[start]

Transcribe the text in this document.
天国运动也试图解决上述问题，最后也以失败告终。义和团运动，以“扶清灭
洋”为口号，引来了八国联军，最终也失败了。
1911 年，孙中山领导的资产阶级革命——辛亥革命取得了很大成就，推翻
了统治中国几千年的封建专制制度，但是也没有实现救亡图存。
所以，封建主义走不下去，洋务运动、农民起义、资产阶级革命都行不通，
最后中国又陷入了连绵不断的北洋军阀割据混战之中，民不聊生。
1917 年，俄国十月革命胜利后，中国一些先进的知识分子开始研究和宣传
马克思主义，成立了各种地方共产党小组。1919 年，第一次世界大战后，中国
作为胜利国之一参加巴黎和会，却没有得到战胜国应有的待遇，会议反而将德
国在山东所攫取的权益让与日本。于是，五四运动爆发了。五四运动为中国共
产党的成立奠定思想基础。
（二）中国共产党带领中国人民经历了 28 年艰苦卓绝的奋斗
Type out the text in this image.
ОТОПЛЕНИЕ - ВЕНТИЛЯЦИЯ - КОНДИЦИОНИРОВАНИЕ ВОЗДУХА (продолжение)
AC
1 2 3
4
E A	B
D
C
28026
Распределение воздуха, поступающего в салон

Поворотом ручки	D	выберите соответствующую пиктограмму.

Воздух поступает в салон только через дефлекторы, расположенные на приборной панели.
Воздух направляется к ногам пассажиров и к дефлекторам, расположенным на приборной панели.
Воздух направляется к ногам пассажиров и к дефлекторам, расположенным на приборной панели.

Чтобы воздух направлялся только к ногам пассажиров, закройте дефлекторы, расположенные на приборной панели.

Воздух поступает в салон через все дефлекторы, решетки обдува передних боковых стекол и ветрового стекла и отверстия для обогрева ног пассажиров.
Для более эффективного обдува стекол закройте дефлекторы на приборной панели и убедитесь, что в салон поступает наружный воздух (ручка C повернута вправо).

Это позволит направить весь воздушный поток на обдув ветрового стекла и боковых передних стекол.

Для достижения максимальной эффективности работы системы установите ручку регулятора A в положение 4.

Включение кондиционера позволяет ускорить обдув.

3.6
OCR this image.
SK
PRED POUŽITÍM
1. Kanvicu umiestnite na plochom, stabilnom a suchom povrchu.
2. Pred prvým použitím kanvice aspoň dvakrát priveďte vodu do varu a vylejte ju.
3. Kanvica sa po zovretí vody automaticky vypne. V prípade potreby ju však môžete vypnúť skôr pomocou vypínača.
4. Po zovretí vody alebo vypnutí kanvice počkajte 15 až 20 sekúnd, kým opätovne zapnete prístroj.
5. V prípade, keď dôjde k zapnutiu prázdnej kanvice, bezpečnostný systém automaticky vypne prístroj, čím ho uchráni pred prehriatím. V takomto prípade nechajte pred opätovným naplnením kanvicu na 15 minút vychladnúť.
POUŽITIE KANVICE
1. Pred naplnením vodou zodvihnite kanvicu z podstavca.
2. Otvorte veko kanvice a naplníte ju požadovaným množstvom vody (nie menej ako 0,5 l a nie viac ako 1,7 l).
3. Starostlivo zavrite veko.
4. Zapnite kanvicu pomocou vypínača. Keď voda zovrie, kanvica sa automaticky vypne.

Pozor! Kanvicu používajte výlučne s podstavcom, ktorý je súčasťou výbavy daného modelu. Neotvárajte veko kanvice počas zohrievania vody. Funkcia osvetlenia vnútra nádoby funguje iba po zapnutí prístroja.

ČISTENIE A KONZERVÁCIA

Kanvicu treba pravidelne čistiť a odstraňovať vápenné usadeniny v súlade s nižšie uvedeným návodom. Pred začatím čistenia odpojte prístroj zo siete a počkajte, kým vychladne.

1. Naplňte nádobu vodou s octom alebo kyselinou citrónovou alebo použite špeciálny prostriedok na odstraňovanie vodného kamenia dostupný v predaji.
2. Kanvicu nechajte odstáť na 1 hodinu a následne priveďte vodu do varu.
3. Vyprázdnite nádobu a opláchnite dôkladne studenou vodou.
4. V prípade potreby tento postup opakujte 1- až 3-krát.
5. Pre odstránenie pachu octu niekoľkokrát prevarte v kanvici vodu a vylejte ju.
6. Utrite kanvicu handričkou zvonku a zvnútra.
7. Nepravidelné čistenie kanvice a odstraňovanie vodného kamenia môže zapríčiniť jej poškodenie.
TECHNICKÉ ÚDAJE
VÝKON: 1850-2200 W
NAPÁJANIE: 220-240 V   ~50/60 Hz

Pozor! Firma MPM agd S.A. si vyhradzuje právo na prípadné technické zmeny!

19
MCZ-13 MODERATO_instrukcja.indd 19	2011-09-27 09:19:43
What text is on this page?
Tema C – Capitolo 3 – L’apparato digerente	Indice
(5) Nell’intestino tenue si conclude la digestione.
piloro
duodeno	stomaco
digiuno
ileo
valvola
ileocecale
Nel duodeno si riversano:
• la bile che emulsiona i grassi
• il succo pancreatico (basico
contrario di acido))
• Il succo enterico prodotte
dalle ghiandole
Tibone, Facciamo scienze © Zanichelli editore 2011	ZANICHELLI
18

[end]

**AIM**
Reply with the number of lines in the preceding entries that contain "vypínača", and no other words.

**COMPLETED TASK**
2